(Data records)

+++

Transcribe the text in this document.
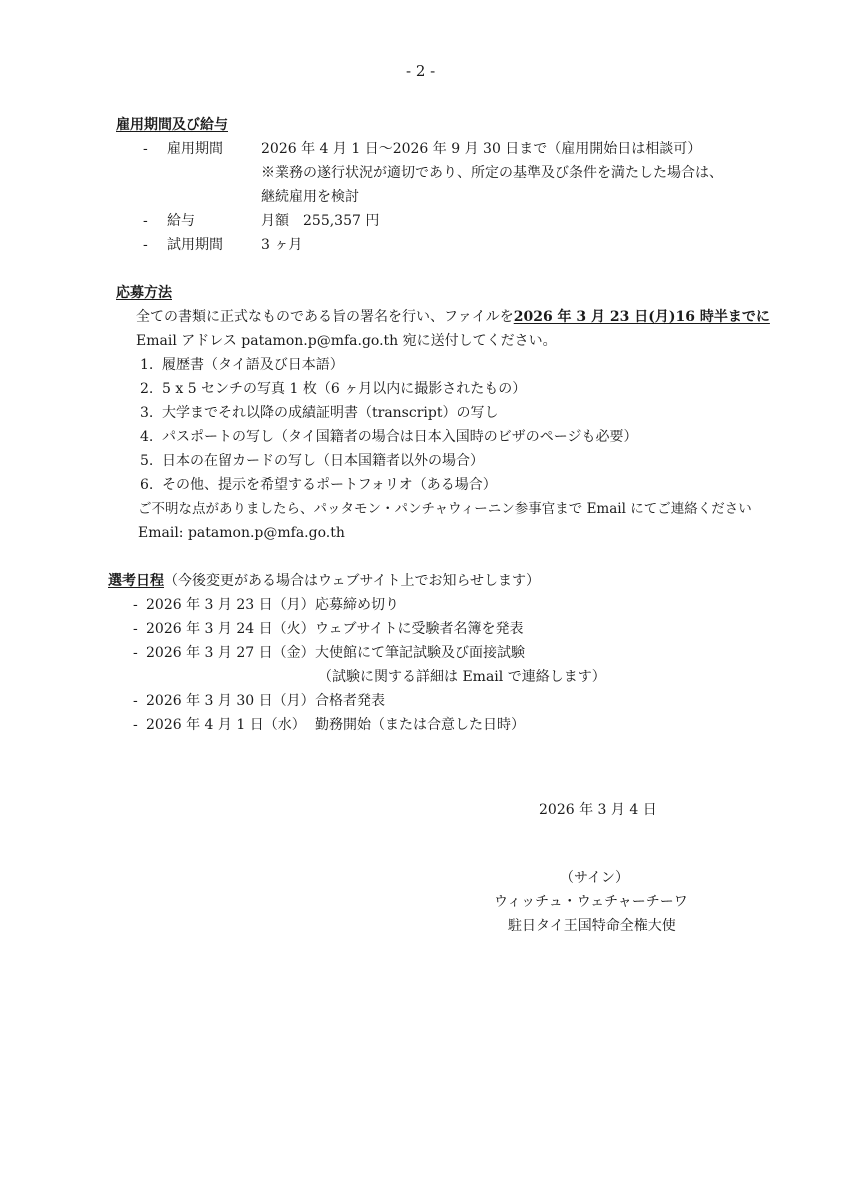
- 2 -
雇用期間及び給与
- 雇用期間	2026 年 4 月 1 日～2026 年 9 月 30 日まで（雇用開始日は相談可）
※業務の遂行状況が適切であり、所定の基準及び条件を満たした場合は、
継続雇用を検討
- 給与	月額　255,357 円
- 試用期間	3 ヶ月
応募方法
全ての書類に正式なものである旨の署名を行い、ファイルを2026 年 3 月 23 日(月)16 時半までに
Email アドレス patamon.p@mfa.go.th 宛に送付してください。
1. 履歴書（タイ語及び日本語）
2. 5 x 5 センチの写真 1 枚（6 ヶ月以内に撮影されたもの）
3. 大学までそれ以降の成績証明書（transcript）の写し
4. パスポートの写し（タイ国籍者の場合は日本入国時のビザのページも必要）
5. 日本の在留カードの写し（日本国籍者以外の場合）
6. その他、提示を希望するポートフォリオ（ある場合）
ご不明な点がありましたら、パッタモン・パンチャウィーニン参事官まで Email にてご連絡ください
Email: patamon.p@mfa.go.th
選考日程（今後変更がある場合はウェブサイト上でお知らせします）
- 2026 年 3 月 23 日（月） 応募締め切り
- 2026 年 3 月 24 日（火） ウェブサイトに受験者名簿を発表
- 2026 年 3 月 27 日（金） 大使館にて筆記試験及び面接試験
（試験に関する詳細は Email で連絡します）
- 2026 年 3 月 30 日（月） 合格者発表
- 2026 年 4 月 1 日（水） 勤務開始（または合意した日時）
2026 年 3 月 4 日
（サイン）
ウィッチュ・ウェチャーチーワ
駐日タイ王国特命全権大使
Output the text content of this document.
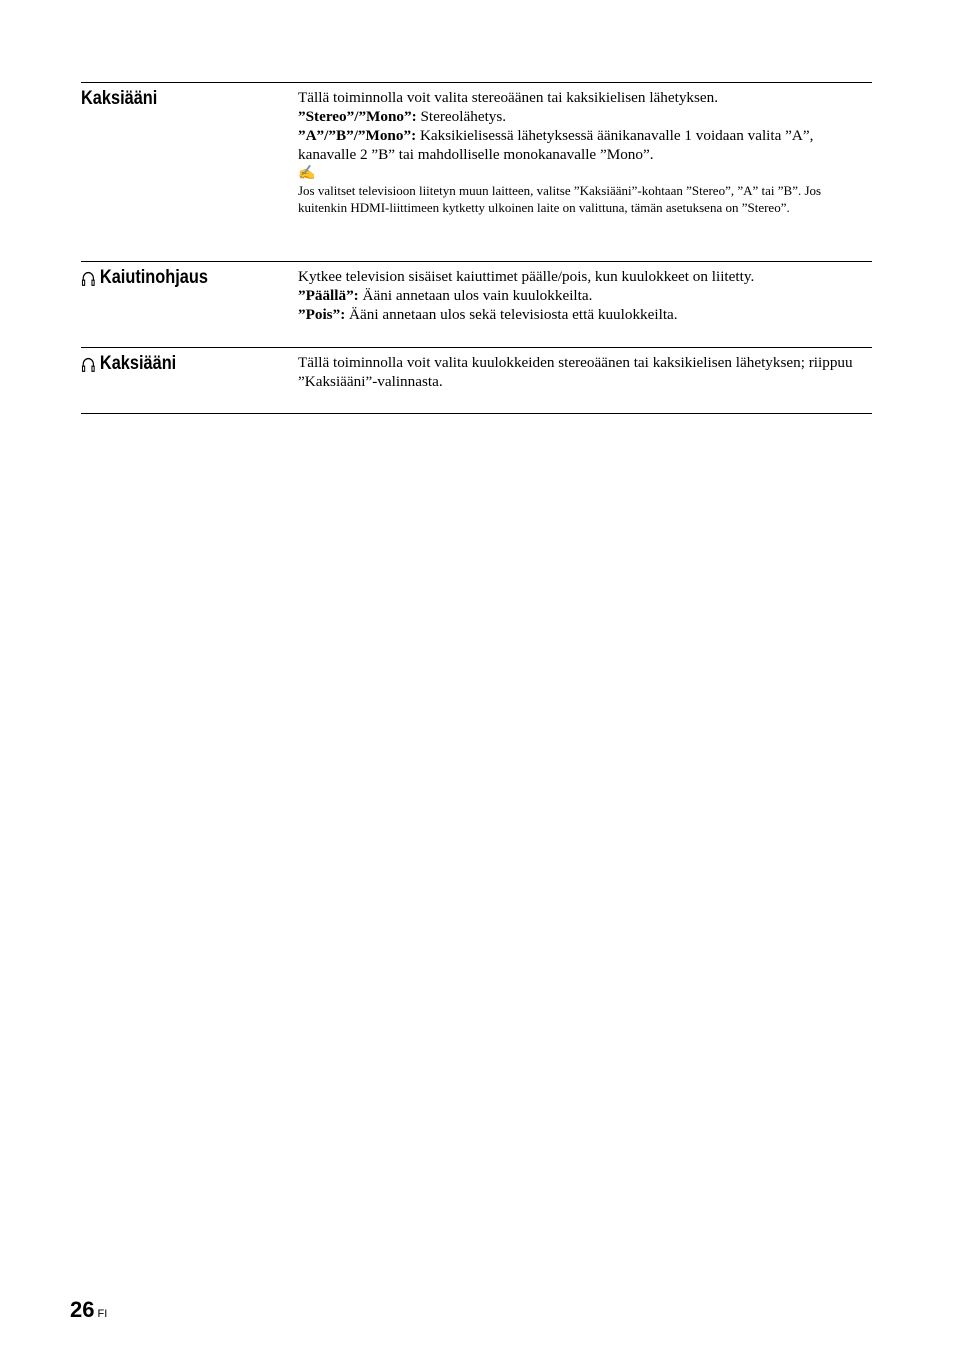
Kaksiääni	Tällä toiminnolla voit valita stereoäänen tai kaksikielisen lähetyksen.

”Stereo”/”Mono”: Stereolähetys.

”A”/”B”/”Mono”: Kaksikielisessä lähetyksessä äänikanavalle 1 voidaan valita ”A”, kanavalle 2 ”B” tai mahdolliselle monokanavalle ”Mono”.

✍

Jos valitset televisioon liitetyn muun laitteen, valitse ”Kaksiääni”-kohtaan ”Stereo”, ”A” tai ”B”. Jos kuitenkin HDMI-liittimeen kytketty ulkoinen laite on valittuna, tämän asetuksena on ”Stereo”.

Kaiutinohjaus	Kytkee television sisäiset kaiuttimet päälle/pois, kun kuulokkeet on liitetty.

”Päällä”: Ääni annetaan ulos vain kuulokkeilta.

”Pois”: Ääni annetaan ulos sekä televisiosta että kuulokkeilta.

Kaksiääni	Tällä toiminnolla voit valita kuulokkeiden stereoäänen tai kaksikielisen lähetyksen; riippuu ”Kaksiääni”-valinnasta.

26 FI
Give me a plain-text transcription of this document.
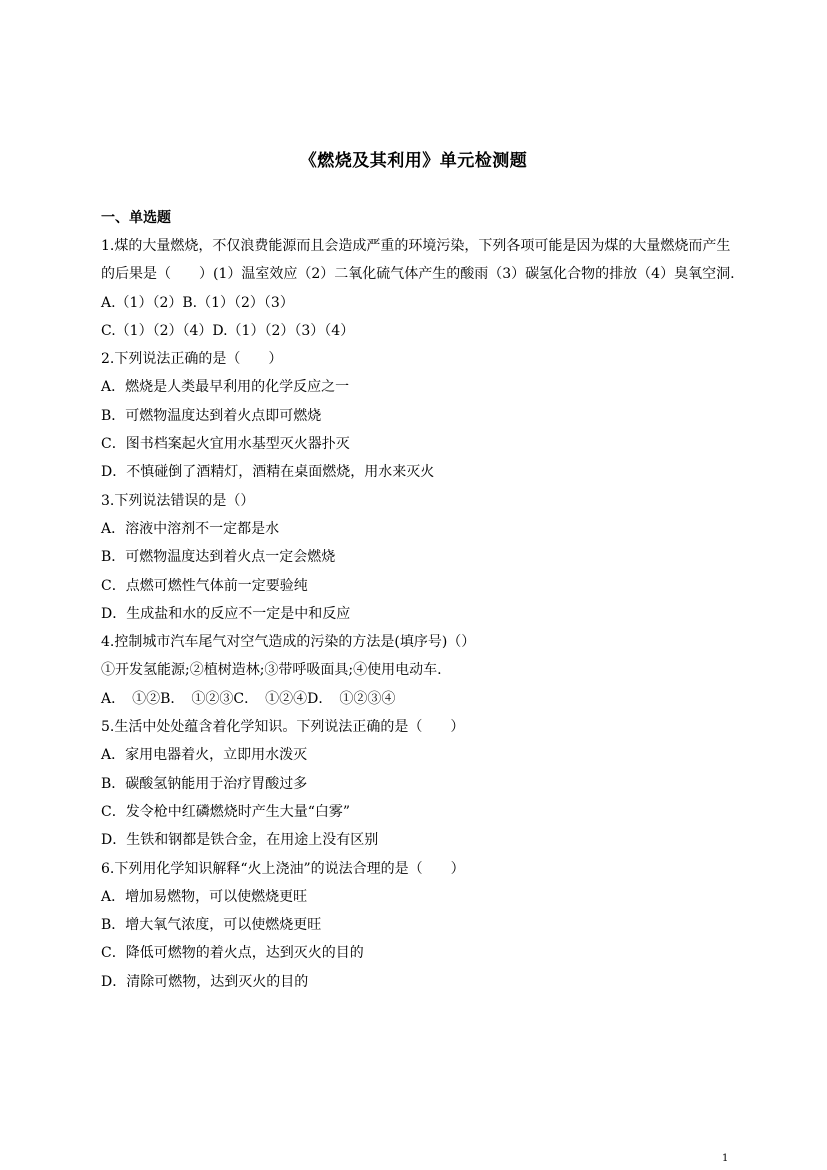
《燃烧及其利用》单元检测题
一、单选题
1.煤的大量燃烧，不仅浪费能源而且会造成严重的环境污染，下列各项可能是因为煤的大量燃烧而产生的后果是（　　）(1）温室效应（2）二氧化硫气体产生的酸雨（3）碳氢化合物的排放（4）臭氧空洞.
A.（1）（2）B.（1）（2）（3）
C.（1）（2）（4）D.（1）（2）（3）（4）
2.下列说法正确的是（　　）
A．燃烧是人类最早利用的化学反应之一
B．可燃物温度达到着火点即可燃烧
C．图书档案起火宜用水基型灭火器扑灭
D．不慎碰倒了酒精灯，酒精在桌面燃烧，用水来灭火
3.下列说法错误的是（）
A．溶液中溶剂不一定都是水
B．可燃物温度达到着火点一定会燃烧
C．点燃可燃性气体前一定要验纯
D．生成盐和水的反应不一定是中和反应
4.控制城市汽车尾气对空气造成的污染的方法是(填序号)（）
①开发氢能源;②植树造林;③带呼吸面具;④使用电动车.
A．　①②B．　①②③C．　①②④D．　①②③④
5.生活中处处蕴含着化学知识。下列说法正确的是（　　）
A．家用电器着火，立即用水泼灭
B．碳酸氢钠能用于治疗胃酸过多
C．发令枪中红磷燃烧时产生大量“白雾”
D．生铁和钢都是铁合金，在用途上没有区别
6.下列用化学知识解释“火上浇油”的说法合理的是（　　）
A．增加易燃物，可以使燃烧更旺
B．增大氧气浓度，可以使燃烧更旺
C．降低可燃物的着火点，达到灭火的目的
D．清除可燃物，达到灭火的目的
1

+++

Using the material above, set down every line exactly, but skip the pictures.

| Written response |
Transcribe the text in this document.
- 2 -
雇用期間及び給与
- 雇用期間	2026 年 4 月 1 日～2026 年 9 月 30 日まで（雇用開始日は相談可）
※業務の遂行状況が適切であり、所定の基準及び条件を満たした場合は、
継続雇用を検討
- 給与	月額　255,357 円
- 試用期間	3 ヶ月
応募方法
全ての書類に正式なものである旨の署名を行い、ファイルを2026 年 3 月 23 日(月)16 時半までに
Email アドレス patamon.p@mfa.go.th 宛に送付してください。
1. 履歴書（タイ語及び日本語）
2. 5 x 5 センチの写真 1 枚（6 ヶ月以内に撮影されたもの）
3. 大学までそれ以降の成績証明書（transcript）の写し
4. パスポートの写し（タイ国籍者の場合は日本入国時のビザのページも必要）
5. 日本の在留カードの写し（日本国籍者以外の場合）
6. その他、提示を希望するポートフォリオ（ある場合）
ご不明な点がありましたら、パッタモン・パンチャウィーニン参事官まで Email にてご連絡ください
Email: patamon.p@mfa.go.th
選考日程（今後変更がある場合はウェブサイト上でお知らせします）
- 2026 年 3 月 23 日（月） 応募締め切り
- 2026 年 3 月 24 日（火） ウェブサイトに受験者名簿を発表
- 2026 年 3 月 27 日（金） 大使館にて筆記試験及び面接試験
（試験に関する詳細は Email で連絡します）
- 2026 年 3 月 30 日（月） 合格者発表
- 2026 年 4 月 1 日（水） 勤務開始（または合意した日時）
2026 年 3 月 4 日
（サイン）
ウィッチュ・ウェチャーチーワ
駐日タイ王国特命全権大使
Output the text content of this document.
Kaksiääni	Tällä toiminnolla voit valita stereoäänen tai kaksikielisen lähetyksen.

”Stereo”/”Mono”: Stereolähetys.

”A”/”B”/”Mono”: Kaksikielisessä lähetyksessä äänikanavalle 1 voidaan valita ”A”, kanavalle 2 ”B” tai mahdolliselle monokanavalle ”Mono”.

✍

Jos valitset televisioon liitetyn muun laitteen, valitse ”Kaksiääni”-kohtaan ”Stereo”, ”A” tai ”B”. Jos kuitenkin HDMI-liittimeen kytketty ulkoinen laite on valittuna, tämän asetuksena on ”Stereo”.

Kaiutinohjaus	Kytkee television sisäiset kaiuttimet päälle/pois, kun kuulokkeet on liitetty.

”Päällä”: Ääni annetaan ulos vain kuulokkeilta.

”Pois”: Ääni annetaan ulos sekä televisiosta että kuulokkeilta.

Kaksiääni	Tällä toiminnolla voit valita kuulokkeiden stereoäänen tai kaksikielisen lähetyksen; riippuu ”Kaksiääni”-valinnasta.

26 FI
Give me a plain-text transcription of this document.
《燃烧及其利用》单元检测题
一、单选题
1.煤的大量燃烧，不仅浪费能源而且会造成严重的环境污染，下列各项可能是因为煤的大量燃烧而产生的后果是（　　）(1）温室效应（2）二氧化硫气体产生的酸雨（3）碳氢化合物的排放（4）臭氧空洞.
A.（1）（2）B.（1）（2）（3）
C.（1）（2）（4）D.（1）（2）（3）（4）
2.下列说法正确的是（　　）
A．燃烧是人类最早利用的化学反应之一
B．可燃物温度达到着火点即可燃烧
C．图书档案起火宜用水基型灭火器扑灭
D．不慎碰倒了酒精灯，酒精在桌面燃烧，用水来灭火
3.下列说法错误的是（）
A．溶液中溶剂不一定都是水
B．可燃物温度达到着火点一定会燃烧
C．点燃可燃性气体前一定要验纯
D．生成盐和水的反应不一定是中和反应
4.控制城市汽车尾气对空气造成的污染的方法是(填序号)（）
①开发氢能源;②植树造林;③带呼吸面具;④使用电动车.
A．　①②B．　①②③C．　①②④D．　①②③④
5.生活中处处蕴含着化学知识。下列说法正确的是（　　）
A．家用电器着火，立即用水泼灭
B．碳酸氢钠能用于治疗胃酸过多
C．发令枪中红磷燃烧时产生大量“白雾”
D．生铁和钢都是铁合金，在用途上没有区别
6.下列用化学知识解释“火上浇油”的说法合理的是（　　）
A．增加易燃物，可以使燃烧更旺
B．增大氧气浓度，可以使燃烧更旺
C．降低可燃物的着火点，达到灭火的目的
D．清除可燃物，达到灭火的目的
1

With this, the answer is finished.